=== Recorded data ===
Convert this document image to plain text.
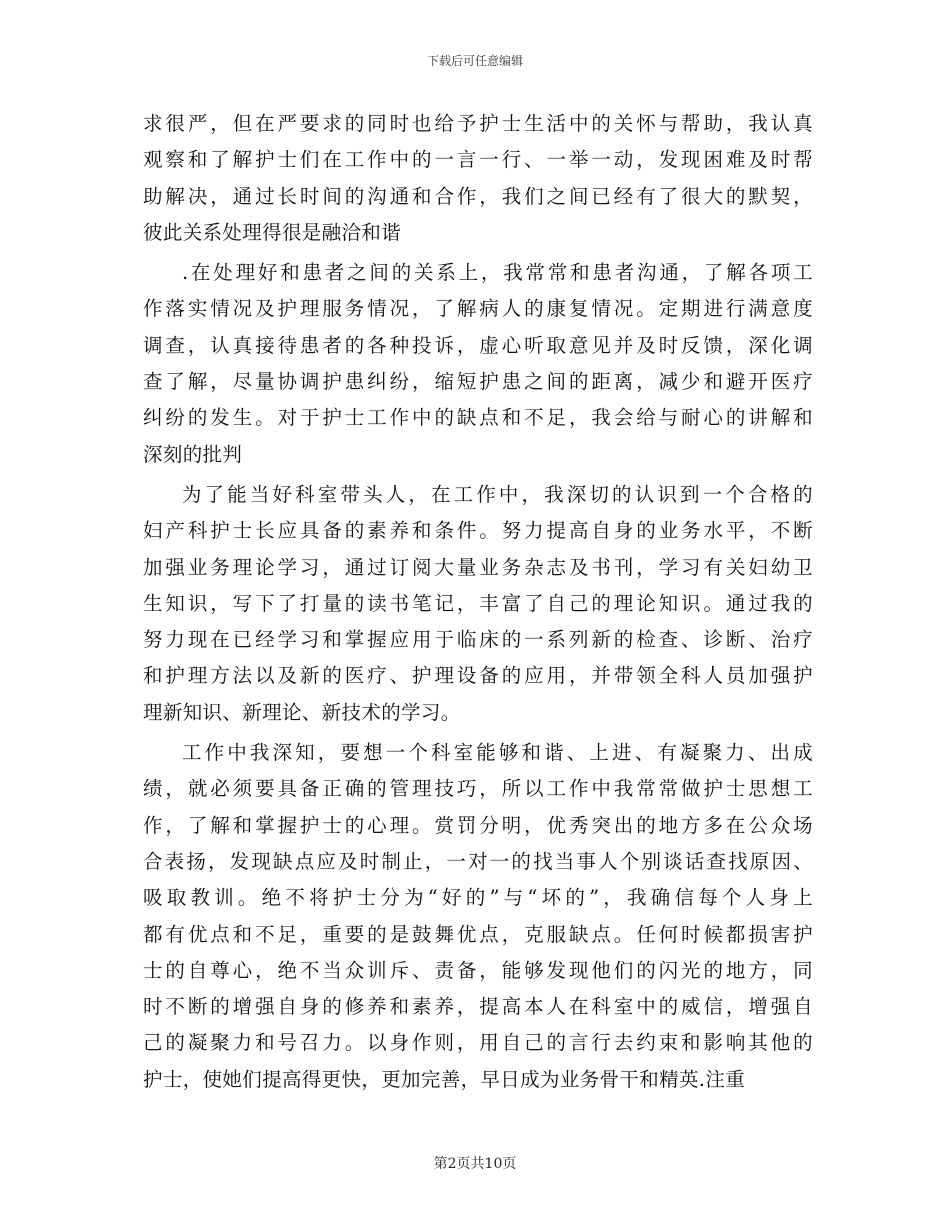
下载后可任意编辑
求很严，但在严要求的同时也给予护士生活中的关怀与帮助，我认真
观察和了解护士们在工作中的一言一行、一举一动，发现困难及时帮
助解决，通过长时间的沟通和合作，我们之间已经有了很大的默契，
彼此关系处理得很是融洽和谐
.在处理好和患者之间的关系上，我常常和患者沟通，了解各项工
作落实情况及护理服务情况，了解病人的康复情况。定期进行满意度
调查，认真接待患者的各种投诉，虚心听取意见并及时反馈，深化调
查了解，尽量协调护患纠纷，缩短护患之间的距离，减少和避开医疗
纠纷的发生。对于护士工作中的缺点和不足，我会给与耐心的讲解和
深刻的批判
为了能当好科室带头人，在工作中，我深切的认识到一个合格的
妇产科护士长应具备的素养和条件。努力提高自身的业务水平，不断
加强业务理论学习，通过订阅大量业务杂志及书刊，学习有关妇幼卫
生知识，写下了打量的读书笔记，丰富了自己的理论知识。通过我的
努力现在已经学习和掌握应用于临床的一系列新的检查、诊断、治疗
和护理方法以及新的医疗、护理设备的应用，并带领全科人员加强护
理新知识、新理论、新技术的学习。
工作中我深知，要想一个科室能够和谐、上进、有凝聚力、出成
绩，就必须要具备正确的管理技巧，所以工作中我常常做护士思想工
作，了解和掌握护士的心理。赏罚分明，优秀突出的地方多在公众场
合表扬，发现缺点应及时制止，一对一的找当事人个别谈话查找原因、
吸取教训。绝不将护士分为“好的”与“坏的”，我确信每个人身上
都有优点和不足，重要的是鼓舞优点，克服缺点。任何时候都损害护
士的自尊心，绝不当众训斥、责备，能够发现他们的闪光的地方，同
时不断的增强自身的修养和素养，提高本人在科室中的威信，增强自
己的凝聚力和号召力。以身作则，用自己的言行去约束和影响其他的
护士，使她们提高得更快，更加完善，早日成为业务骨干和精英.注重
第2页共10页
===
Given task =>
Copy each line in full and exactly, omitting any picture.

The output =>
Convert this document image to plain text.
下载后可任意编辑
求很严，但在严要求的同时也给予护士生活中的关怀与帮助，我认真
观察和了解护士们在工作中的一言一行、一举一动，发现困难及时帮
助解决，通过长时间的沟通和合作，我们之间已经有了很大的默契，
彼此关系处理得很是融洽和谐
.在处理好和患者之间的关系上，我常常和患者沟通，了解各项工
作落实情况及护理服务情况，了解病人的康复情况。定期进行满意度
调查，认真接待患者的各种投诉，虚心听取意见并及时反馈，深化调
查了解，尽量协调护患纠纷，缩短护患之间的距离，减少和避开医疗
纠纷的发生。对于护士工作中的缺点和不足，我会给与耐心的讲解和
深刻的批判
为了能当好科室带头人，在工作中，我深切的认识到一个合格的
妇产科护士长应具备的素养和条件。努力提高自身的业务水平，不断
加强业务理论学习，通过订阅大量业务杂志及书刊，学习有关妇幼卫
生知识，写下了打量的读书笔记，丰富了自己的理论知识。通过我的
努力现在已经学习和掌握应用于临床的一系列新的检查、诊断、治疗
和护理方法以及新的医疗、护理设备的应用，并带领全科人员加强护
理新知识、新理论、新技术的学习。
工作中我深知，要想一个科室能够和谐、上进、有凝聚力、出成
绩，就必须要具备正确的管理技巧，所以工作中我常常做护士思想工
作，了解和掌握护士的心理。赏罚分明，优秀突出的地方多在公众场
合表扬，发现缺点应及时制止，一对一的找当事人个别谈话查找原因、
吸取教训。绝不将护士分为“好的”与“坏的”，我确信每个人身上
都有优点和不足，重要的是鼓舞优点，克服缺点。任何时候都损害护
士的自尊心，绝不当众训斥、责备，能够发现他们的闪光的地方，同
时不断的增强自身的修养和素养，提高本人在科室中的威信，增强自
己的凝聚力和号召力。以身作则，用自己的言行去约束和影响其他的
护士，使她们提高得更快，更加完善，早日成为业务骨干和精英.注重
第2页共10页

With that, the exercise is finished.